(Data tied to figure images)
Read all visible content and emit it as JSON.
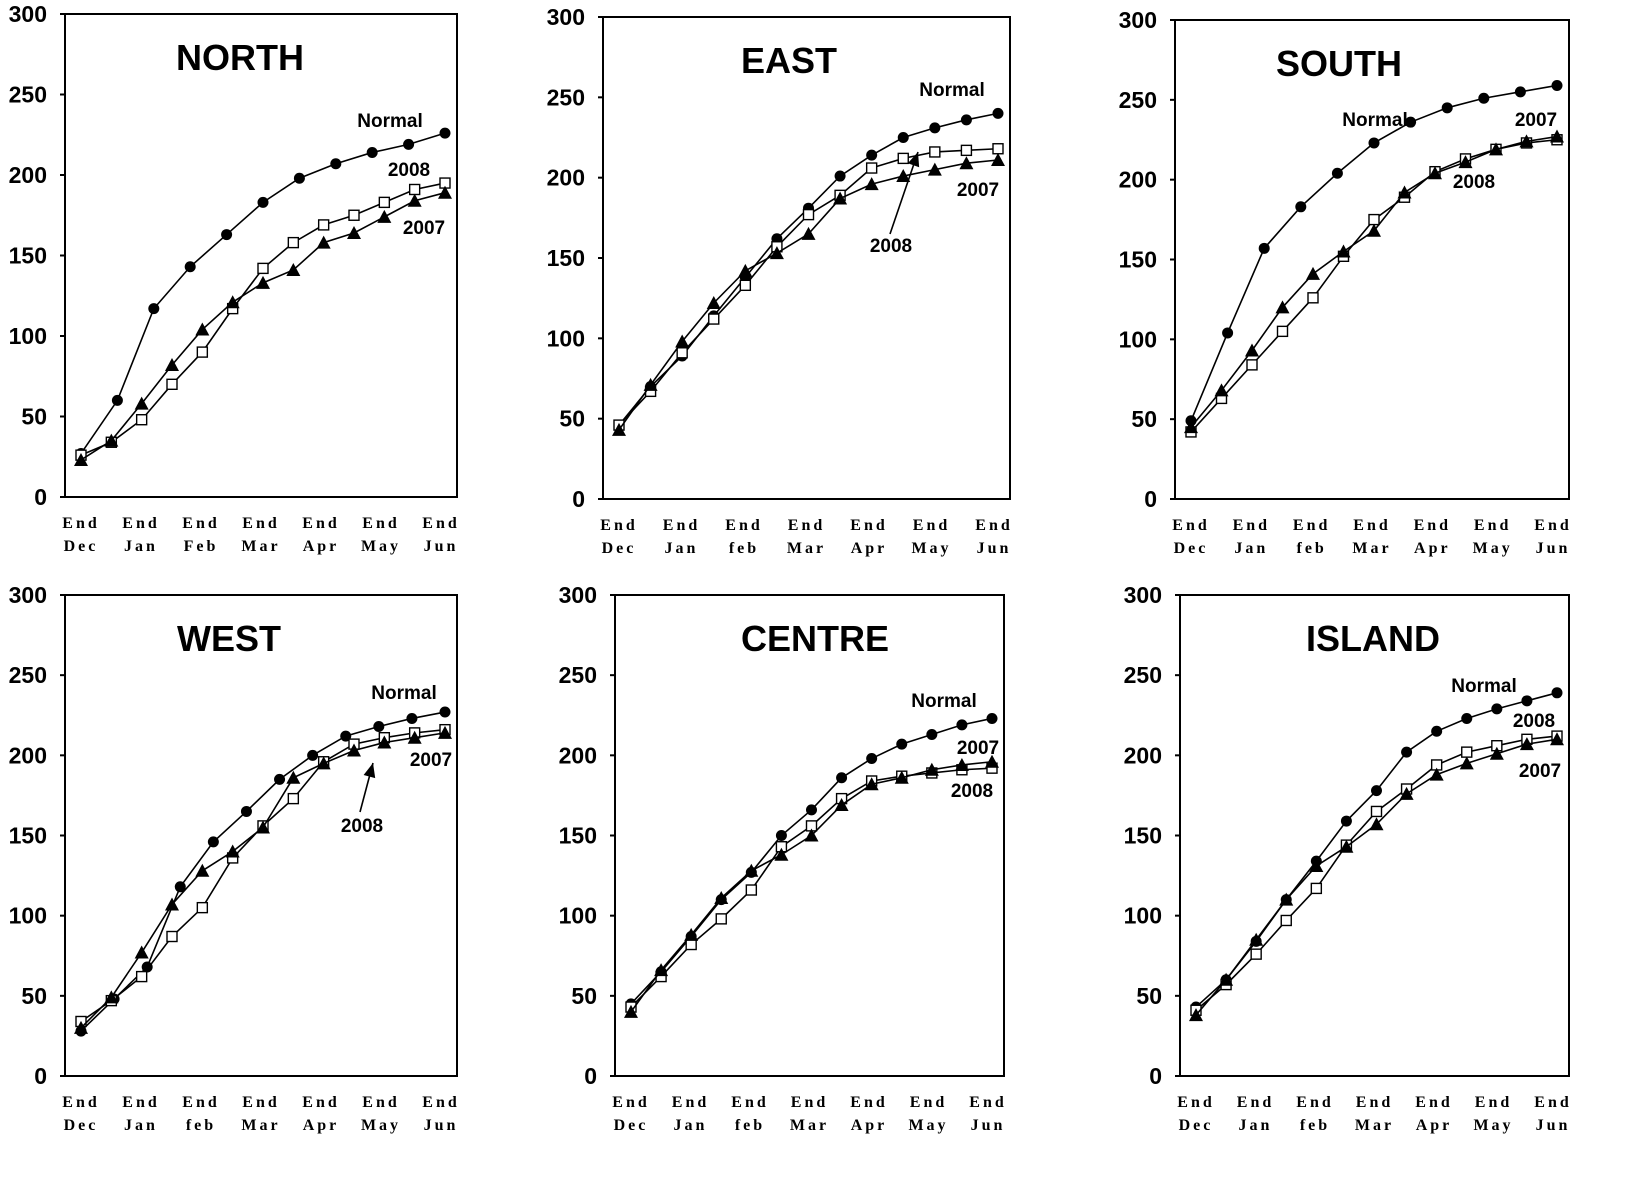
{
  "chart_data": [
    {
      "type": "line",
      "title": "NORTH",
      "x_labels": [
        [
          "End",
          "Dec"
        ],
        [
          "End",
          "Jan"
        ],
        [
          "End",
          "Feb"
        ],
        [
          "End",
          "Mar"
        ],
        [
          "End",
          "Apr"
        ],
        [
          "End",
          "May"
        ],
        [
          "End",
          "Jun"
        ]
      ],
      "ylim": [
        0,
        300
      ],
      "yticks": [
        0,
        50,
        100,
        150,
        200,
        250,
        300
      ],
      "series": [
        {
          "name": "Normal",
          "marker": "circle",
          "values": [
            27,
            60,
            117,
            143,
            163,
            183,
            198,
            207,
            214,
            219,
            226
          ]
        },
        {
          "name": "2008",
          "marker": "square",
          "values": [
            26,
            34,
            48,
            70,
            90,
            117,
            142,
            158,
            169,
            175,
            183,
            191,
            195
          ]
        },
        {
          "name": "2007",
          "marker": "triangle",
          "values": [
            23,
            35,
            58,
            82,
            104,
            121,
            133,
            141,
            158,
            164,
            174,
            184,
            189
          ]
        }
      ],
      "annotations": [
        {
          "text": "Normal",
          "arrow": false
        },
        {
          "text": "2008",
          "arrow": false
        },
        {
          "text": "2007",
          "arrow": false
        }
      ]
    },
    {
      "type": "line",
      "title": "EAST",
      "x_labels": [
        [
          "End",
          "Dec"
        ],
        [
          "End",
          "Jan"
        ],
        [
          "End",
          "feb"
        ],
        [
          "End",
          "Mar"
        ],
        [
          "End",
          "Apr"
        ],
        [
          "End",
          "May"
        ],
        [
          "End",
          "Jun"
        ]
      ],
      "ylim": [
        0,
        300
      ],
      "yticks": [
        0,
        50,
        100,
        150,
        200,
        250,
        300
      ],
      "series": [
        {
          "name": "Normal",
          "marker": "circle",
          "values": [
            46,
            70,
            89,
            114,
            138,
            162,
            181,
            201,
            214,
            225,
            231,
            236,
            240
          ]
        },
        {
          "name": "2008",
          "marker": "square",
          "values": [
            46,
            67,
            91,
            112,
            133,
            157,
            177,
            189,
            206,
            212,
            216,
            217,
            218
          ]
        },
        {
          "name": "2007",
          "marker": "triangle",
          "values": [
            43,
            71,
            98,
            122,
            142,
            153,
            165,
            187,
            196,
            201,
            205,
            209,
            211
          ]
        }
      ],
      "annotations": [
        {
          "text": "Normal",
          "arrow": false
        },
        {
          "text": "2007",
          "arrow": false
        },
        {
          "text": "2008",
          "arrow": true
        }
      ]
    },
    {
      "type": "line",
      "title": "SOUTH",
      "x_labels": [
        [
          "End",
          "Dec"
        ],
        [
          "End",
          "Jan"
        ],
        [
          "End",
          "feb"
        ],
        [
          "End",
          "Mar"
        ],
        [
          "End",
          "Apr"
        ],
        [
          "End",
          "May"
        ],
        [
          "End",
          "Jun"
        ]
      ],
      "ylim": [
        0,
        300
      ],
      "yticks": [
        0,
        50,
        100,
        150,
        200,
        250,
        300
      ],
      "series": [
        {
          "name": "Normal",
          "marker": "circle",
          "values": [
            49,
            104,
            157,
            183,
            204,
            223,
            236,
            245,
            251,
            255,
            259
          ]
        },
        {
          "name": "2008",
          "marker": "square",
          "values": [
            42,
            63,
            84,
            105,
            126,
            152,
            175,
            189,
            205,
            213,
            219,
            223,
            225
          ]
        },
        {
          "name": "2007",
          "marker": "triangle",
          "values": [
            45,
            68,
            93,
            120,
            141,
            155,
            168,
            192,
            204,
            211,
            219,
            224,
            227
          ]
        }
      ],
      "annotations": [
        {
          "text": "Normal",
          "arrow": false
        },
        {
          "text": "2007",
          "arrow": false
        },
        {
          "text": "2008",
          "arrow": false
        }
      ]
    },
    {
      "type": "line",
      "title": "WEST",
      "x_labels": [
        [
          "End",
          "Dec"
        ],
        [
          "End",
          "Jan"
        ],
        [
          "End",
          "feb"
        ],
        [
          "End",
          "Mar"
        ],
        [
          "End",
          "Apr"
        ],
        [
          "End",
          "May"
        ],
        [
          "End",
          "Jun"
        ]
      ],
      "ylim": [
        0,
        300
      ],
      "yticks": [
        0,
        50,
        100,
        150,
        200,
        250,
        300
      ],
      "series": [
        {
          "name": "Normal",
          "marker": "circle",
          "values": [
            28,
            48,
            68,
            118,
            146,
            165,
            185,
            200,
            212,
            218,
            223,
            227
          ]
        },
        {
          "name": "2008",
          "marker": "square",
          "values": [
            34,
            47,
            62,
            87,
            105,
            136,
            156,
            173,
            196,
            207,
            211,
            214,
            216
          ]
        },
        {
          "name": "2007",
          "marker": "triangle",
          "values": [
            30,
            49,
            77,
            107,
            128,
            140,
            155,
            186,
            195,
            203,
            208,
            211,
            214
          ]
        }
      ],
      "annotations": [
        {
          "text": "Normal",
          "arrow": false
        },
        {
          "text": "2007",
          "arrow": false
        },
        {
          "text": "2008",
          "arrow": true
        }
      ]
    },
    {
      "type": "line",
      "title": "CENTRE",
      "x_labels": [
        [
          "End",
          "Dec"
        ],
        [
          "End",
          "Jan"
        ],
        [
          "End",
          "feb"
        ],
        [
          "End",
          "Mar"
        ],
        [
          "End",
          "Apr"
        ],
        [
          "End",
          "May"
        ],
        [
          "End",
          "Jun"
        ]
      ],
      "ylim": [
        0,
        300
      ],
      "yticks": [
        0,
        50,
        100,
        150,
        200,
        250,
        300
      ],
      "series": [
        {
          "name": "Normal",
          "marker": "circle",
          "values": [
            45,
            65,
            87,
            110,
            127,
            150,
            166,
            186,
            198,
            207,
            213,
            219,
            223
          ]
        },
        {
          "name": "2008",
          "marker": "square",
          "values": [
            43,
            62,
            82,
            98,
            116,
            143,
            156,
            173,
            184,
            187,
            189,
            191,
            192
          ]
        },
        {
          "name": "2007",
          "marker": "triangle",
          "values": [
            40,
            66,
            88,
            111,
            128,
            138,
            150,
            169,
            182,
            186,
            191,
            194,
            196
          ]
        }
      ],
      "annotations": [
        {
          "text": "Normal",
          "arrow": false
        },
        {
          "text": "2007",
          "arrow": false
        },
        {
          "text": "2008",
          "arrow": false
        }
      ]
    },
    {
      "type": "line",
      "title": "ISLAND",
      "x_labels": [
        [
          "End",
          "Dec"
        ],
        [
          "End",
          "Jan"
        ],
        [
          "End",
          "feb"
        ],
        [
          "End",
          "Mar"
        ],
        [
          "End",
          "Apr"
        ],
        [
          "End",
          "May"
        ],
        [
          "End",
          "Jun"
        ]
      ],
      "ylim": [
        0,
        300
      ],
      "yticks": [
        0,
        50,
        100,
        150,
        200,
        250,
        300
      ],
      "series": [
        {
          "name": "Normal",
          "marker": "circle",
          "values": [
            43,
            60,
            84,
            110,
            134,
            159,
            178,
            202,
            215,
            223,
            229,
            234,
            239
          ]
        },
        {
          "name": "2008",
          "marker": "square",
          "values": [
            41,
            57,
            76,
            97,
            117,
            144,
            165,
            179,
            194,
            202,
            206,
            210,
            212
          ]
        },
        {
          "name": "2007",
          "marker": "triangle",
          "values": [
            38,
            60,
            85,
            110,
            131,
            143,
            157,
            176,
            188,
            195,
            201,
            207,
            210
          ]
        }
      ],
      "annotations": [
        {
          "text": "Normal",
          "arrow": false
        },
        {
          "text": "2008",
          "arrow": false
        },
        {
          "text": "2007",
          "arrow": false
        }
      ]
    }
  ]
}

* * *

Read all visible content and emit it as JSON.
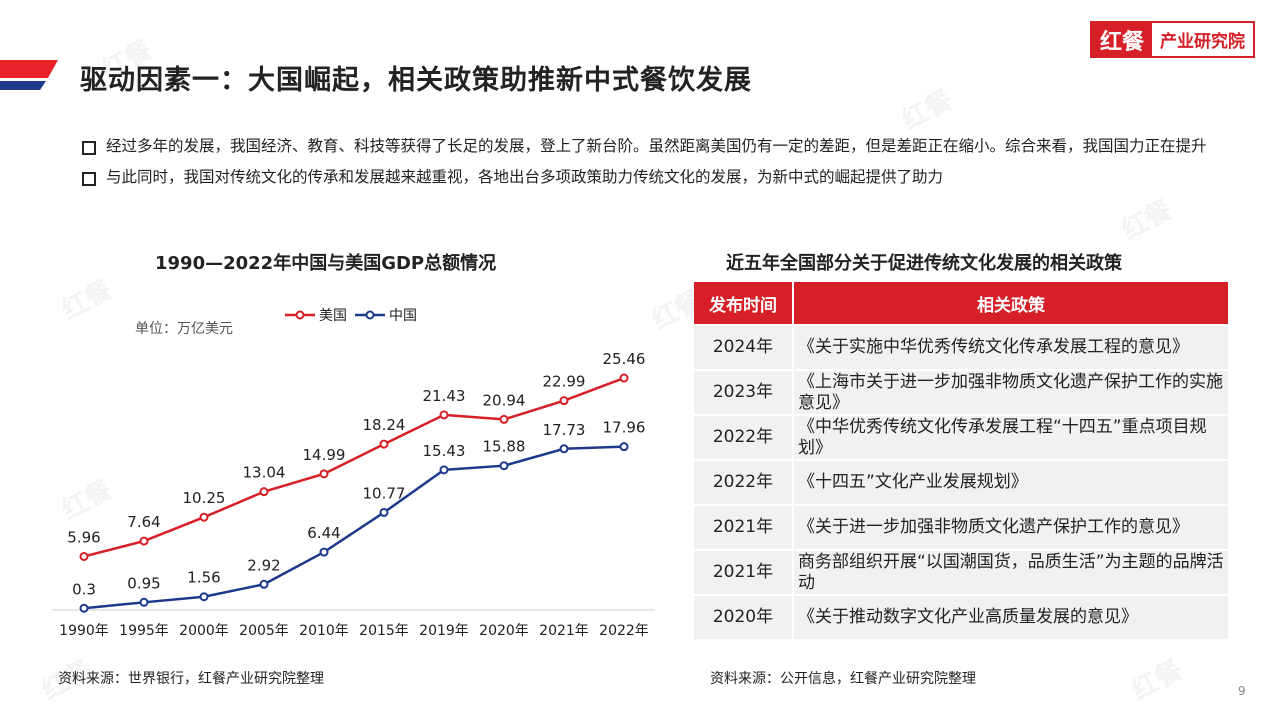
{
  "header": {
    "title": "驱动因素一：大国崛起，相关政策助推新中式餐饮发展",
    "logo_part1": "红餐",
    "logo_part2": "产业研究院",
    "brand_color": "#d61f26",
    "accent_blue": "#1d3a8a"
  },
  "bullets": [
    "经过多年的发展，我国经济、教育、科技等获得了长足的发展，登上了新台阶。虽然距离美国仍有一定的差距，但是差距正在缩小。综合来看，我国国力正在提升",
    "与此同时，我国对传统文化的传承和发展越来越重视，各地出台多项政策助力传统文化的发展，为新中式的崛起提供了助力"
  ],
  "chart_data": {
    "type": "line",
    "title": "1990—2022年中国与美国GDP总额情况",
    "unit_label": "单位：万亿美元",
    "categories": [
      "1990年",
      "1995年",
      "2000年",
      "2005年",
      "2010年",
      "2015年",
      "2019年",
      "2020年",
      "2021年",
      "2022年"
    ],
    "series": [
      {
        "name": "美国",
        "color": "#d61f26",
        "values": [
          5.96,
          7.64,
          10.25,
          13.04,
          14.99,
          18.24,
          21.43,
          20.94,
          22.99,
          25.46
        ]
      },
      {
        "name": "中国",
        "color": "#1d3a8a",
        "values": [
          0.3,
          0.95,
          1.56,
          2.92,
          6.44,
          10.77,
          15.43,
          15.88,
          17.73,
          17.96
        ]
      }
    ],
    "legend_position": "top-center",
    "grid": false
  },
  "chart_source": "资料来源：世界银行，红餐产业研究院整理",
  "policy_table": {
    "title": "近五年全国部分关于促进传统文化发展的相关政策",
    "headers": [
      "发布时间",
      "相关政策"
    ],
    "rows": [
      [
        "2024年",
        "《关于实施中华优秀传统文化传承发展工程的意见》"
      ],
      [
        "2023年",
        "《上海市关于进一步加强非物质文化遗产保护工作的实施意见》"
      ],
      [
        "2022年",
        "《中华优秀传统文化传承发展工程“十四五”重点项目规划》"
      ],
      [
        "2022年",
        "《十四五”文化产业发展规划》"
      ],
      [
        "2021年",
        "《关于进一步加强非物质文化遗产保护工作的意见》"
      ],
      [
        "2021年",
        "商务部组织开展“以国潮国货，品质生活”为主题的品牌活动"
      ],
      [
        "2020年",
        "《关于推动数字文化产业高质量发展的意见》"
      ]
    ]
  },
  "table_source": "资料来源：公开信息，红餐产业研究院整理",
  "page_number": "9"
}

(EXERCISE DESCRIPTION) Filter the records above for "红餐产业研究院整理" and copy every matching line.

(THE RESULT)
  "chart_source": "资料来源：世界银行，红餐产业研究院整理",
  "table_source": "资料来源：公开信息，红餐产业研究院整理",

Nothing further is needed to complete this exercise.